What is asked =
Copy the data word for word, keeping every line.

— Start of Data for processing —

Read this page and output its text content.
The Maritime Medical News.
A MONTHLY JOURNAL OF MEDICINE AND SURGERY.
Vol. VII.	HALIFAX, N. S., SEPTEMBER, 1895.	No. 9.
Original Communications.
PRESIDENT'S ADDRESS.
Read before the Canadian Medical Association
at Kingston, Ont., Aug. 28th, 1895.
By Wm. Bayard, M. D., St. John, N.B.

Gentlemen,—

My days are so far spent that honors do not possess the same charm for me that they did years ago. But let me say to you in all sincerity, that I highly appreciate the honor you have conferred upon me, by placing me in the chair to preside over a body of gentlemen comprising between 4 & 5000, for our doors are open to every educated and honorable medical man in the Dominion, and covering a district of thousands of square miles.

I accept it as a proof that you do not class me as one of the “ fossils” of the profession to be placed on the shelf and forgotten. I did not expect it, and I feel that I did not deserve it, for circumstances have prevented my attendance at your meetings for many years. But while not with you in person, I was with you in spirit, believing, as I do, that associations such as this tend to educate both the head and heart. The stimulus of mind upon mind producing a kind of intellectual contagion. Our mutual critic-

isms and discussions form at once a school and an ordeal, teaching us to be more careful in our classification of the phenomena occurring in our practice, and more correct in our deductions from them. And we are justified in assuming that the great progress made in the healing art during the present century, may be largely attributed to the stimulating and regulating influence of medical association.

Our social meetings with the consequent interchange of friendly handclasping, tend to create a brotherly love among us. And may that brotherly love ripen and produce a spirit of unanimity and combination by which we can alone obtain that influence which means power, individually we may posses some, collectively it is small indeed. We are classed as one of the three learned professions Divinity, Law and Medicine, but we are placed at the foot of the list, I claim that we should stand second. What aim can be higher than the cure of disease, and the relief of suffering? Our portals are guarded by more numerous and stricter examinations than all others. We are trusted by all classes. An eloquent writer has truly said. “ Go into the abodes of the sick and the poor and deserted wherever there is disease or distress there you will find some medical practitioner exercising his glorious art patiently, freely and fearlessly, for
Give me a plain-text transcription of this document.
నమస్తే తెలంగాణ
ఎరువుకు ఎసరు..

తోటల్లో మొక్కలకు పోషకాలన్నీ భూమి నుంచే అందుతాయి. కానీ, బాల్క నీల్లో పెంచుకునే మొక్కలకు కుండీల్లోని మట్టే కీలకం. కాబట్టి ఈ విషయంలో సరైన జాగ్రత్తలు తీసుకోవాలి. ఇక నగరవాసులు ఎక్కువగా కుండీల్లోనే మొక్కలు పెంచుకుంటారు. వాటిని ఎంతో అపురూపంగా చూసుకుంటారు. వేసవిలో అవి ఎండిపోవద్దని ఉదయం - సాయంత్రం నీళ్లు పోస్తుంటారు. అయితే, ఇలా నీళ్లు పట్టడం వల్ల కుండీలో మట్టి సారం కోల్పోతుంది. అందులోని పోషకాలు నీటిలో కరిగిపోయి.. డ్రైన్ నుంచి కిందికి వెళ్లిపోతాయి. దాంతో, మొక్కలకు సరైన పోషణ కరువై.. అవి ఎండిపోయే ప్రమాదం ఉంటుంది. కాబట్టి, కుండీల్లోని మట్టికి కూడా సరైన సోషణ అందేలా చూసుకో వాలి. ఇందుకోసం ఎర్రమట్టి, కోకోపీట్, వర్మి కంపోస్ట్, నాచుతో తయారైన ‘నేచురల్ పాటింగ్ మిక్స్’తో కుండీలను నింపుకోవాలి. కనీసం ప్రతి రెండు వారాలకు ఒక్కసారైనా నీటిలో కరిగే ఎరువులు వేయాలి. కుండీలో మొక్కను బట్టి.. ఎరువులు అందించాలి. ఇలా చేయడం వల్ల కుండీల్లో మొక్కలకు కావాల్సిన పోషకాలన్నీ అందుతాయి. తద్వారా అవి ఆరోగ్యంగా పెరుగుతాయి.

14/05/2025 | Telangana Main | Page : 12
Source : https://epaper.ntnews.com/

— End of Data for processing —

Finished exercise =
Read this page and output its text content.
The Maritime Medical News.
A MONTHLY JOURNAL OF MEDICINE AND SURGERY.
Vol. VII.	HALIFAX, N. S., SEPTEMBER, 1895.	No. 9.
Original Communications.
PRESIDENT'S ADDRESS.
Read before the Canadian Medical Association
at Kingston, Ont., Aug. 28th, 1895.
By Wm. Bayard, M. D., St. John, N.B.

Gentlemen,—

My days are so far spent that honors do not possess the same charm for me that they did years ago. But let me say to you in all sincerity, that I highly appreciate the honor you have conferred upon me, by placing me in the chair to preside over a body of gentlemen comprising between 4 & 5000, for our doors are open to every educated and honorable medical man in the Dominion, and covering a district of thousands of square miles.

I accept it as a proof that you do not class me as one of the “ fossils” of the profession to be placed on the shelf and forgotten. I did not expect it, and I feel that I did not deserve it, for circumstances have prevented my attendance at your meetings for many years. But while not with you in person, I was with you in spirit, believing, as I do, that associations such as this tend to educate both the head and heart. The stimulus of mind upon mind producing a kind of intellectual contagion. Our mutual critic-

isms and discussions form at once a school and an ordeal, teaching us to be more careful in our classification of the phenomena occurring in our practice, and more correct in our deductions from them. And we are justified in assuming that the great progress made in the healing art during the present century, may be largely attributed to the stimulating and regulating influence of medical association.

Our social meetings with the consequent interchange of friendly handclasping, tend to create a brotherly love among us. And may that brotherly love ripen and produce a spirit of unanimity and combination by which we can alone obtain that influence which means power, individually we may posses some, collectively it is small indeed. We are classed as one of the three learned professions Divinity, Law and Medicine, but we are placed at the foot of the list, I claim that we should stand second. What aim can be higher than the cure of disease, and the relief of suffering? Our portals are guarded by more numerous and stricter examinations than all others. We are trusted by all classes. An eloquent writer has truly said. “ Go into the abodes of the sick and the poor and deserted wherever there is disease or distress there you will find some medical practitioner exercising his glorious art patiently, freely and fearlessly, for
Give me a plain-text transcription of this document.
నమస్తే తెలంగాణ
ఎరువుకు ఎసరు..

తోటల్లో మొక్కలకు పోషకాలన్నీ భూమి నుంచే అందుతాయి. కానీ, బాల్క నీల్లో పెంచుకునే మొక్కలకు కుండీల్లోని మట్టే కీలకం. కాబట్టి ఈ విషయంలో సరైన జాగ్రత్తలు తీసుకోవాలి. ఇక నగరవాసులు ఎక్కువగా కుండీల్లోనే మొక్కలు పెంచుకుంటారు. వాటిని ఎంతో అపురూపంగా చూసుకుంటారు. వేసవిలో అవి ఎండిపోవద్దని ఉదయం - సాయంత్రం నీళ్లు పోస్తుంటారు. అయితే, ఇలా నీళ్లు పట్టడం వల్ల కుండీలో మట్టి సారం కోల్పోతుంది. అందులోని పోషకాలు నీటిలో కరిగిపోయి.. డ్రైన్ నుంచి కిందికి వెళ్లిపోతాయి. దాంతో, మొక్కలకు సరైన పోషణ కరువై.. అవి ఎండిపోయే ప్రమాదం ఉంటుంది. కాబట్టి, కుండీల్లోని మట్టికి కూడా సరైన సోషణ అందేలా చూసుకో వాలి. ఇందుకోసం ఎర్రమట్టి, కోకోపీట్, వర్మి కంపోస్ట్, నాచుతో తయారైన ‘నేచురల్ పాటింగ్ మిక్స్’తో కుండీలను నింపుకోవాలి. కనీసం ప్రతి రెండు వారాలకు ఒక్కసారైనా నీటిలో కరిగే ఎరువులు వేయాలి. కుండీలో మొక్కను బట్టి.. ఎరువులు అందించాలి. ఇలా చేయడం వల్ల కుండీల్లో మొక్కలకు కావాల్సిన పోషకాలన్నీ అందుతాయి. తద్వారా అవి ఆరోగ్యంగా పెరుగుతాయి.

14/05/2025 | Telangana Main | Page : 12
Source : https://epaper.ntnews.com/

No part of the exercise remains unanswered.